** start of Record extracts **

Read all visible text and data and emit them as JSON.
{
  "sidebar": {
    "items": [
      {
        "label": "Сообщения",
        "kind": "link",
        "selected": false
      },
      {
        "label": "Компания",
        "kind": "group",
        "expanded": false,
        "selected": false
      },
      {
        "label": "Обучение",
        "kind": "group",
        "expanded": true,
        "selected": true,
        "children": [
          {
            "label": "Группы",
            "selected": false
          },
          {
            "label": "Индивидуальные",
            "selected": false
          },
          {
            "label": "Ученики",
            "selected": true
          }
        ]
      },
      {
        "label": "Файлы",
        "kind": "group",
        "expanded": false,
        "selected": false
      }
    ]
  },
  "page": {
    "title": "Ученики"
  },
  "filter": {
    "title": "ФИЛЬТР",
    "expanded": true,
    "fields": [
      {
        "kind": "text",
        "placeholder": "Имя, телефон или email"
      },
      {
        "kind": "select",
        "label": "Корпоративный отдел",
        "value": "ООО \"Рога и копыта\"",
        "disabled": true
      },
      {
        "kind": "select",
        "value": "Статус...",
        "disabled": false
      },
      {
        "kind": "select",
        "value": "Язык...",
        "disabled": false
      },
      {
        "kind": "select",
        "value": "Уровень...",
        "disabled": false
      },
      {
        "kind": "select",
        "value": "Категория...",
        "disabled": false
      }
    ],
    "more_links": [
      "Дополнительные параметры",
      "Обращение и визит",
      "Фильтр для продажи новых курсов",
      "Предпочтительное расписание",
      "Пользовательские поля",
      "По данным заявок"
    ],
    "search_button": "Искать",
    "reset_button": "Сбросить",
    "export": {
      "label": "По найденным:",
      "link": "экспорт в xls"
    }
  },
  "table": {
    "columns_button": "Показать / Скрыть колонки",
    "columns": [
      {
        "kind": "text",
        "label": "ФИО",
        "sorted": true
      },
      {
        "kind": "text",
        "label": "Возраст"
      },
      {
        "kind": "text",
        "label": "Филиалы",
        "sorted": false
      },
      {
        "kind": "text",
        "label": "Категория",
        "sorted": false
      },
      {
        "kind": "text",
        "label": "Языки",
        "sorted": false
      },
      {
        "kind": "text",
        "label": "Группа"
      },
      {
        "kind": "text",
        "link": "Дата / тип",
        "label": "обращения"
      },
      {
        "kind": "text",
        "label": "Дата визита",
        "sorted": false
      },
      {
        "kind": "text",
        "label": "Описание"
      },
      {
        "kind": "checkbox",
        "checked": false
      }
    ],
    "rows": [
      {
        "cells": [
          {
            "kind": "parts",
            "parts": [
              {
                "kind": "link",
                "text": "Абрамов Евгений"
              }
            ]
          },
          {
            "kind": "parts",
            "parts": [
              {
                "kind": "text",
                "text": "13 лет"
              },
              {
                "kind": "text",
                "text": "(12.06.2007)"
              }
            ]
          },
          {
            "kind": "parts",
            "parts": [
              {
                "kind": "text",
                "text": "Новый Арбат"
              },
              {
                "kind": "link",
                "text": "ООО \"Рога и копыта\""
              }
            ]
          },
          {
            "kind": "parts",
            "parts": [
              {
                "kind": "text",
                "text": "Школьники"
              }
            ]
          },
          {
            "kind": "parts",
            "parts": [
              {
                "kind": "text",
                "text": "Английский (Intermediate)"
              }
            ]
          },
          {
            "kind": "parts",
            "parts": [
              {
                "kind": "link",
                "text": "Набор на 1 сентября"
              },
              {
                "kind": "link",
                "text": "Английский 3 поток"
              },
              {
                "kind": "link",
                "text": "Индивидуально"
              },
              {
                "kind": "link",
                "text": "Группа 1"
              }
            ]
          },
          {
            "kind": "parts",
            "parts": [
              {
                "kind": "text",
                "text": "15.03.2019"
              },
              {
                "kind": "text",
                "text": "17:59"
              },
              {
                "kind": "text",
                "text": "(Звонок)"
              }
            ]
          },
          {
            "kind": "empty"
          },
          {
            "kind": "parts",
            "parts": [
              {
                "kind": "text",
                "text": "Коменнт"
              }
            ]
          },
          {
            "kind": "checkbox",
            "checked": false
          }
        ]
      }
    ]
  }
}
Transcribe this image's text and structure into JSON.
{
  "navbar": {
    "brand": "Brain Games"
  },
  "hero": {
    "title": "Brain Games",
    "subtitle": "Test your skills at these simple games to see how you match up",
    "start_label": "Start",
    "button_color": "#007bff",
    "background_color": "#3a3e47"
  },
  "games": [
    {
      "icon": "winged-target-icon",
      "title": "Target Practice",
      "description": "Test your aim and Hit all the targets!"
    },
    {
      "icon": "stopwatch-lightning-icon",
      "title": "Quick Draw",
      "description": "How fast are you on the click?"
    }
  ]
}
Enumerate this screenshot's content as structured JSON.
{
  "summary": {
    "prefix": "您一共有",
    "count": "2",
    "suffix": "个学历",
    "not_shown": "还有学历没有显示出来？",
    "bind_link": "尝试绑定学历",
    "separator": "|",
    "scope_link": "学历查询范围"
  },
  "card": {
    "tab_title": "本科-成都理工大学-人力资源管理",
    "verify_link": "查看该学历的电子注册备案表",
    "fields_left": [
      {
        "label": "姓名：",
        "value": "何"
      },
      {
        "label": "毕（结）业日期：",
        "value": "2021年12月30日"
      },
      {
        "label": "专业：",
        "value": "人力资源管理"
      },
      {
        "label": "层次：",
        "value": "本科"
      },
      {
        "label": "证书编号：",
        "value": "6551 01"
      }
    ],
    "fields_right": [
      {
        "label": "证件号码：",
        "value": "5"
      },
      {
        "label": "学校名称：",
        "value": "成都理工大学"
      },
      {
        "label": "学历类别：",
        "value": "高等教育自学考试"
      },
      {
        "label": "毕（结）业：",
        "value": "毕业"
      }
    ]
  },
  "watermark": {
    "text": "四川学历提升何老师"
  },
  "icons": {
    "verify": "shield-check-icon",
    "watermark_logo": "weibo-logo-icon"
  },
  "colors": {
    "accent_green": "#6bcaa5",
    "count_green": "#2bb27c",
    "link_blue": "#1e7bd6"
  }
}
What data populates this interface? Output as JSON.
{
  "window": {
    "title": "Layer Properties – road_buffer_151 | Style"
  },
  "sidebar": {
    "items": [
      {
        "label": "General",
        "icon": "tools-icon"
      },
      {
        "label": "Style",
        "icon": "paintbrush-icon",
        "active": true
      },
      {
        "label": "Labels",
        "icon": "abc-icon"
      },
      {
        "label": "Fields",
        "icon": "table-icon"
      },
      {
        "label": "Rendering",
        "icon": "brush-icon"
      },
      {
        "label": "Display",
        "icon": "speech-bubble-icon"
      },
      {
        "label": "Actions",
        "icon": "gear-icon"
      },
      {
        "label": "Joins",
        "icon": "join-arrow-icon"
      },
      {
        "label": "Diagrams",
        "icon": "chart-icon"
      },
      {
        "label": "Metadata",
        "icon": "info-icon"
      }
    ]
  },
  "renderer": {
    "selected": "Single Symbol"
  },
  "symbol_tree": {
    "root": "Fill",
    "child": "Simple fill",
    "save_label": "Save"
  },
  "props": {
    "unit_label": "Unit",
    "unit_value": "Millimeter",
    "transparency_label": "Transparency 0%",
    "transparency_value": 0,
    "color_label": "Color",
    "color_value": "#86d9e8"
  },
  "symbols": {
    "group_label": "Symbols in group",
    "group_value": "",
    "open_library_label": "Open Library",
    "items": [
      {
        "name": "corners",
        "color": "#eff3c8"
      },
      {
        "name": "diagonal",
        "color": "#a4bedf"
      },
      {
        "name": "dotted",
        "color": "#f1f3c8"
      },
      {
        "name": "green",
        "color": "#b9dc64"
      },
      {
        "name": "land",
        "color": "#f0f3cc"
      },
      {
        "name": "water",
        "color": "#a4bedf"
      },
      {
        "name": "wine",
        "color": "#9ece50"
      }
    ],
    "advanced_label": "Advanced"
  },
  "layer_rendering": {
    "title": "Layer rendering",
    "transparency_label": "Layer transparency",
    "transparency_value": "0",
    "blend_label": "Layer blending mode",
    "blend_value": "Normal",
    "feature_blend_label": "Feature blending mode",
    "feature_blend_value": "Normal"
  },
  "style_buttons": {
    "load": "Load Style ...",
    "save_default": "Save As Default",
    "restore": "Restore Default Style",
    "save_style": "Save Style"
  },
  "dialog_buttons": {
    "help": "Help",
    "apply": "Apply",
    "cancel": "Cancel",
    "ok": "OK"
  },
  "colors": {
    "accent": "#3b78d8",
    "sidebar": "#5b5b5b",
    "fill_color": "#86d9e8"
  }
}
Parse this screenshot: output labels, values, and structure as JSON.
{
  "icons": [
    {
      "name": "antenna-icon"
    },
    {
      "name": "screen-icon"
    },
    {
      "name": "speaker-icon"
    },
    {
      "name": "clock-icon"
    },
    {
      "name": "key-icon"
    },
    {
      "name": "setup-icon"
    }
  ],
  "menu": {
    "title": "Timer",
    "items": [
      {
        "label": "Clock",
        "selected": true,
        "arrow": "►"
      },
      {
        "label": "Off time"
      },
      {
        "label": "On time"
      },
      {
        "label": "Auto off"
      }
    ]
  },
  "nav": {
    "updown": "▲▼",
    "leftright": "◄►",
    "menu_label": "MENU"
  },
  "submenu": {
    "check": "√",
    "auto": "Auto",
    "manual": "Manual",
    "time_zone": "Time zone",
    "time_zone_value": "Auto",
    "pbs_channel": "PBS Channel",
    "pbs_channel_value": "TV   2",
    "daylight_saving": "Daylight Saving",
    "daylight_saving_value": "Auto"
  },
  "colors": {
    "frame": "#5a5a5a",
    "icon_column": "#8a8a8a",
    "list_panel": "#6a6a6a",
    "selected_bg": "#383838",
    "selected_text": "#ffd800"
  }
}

** end of Record extracts **

Exercise: Only the lines from the one containing "Parse this screenshot: output" to the end of the records should be repeated, exactly as they appear.

Output:
Parse this screenshot: output labels, values, and structure as JSON.
{
  "icons": [
    {
      "name": "antenna-icon"
    },
    {
      "name": "screen-icon"
    },
    {
      "name": "speaker-icon"
    },
    {
      "name": "clock-icon"
    },
    {
      "name": "key-icon"
    },
    {
      "name": "setup-icon"
    }
  ],
  "menu": {
    "title": "Timer",
    "items": [
      {
        "label": "Clock",
        "selected": true,
        "arrow": "►"
      },
      {
        "label": "Off time"
      },
      {
        "label": "On time"
      },
      {
        "label": "Auto off"
      }
    ]
  },
  "nav": {
    "updown": "▲▼",
    "leftright": "◄►",
    "menu_label": "MENU"
  },
  "submenu": {
    "check": "√",
    "auto": "Auto",
    "manual": "Manual",
    "time_zone": "Time zone",
    "time_zone_value": "Auto",
    "pbs_channel": "PBS Channel",
    "pbs_channel_value": "TV   2",
    "daylight_saving": "Daylight Saving",
    "daylight_saving_value": "Auto"
  },
  "colors": {
    "frame": "#5a5a5a",
    "icon_column": "#8a8a8a",
    "list_panel": "#6a6a6a",
    "selected_bg": "#383838",
    "selected_text": "#ffd800"
  }
}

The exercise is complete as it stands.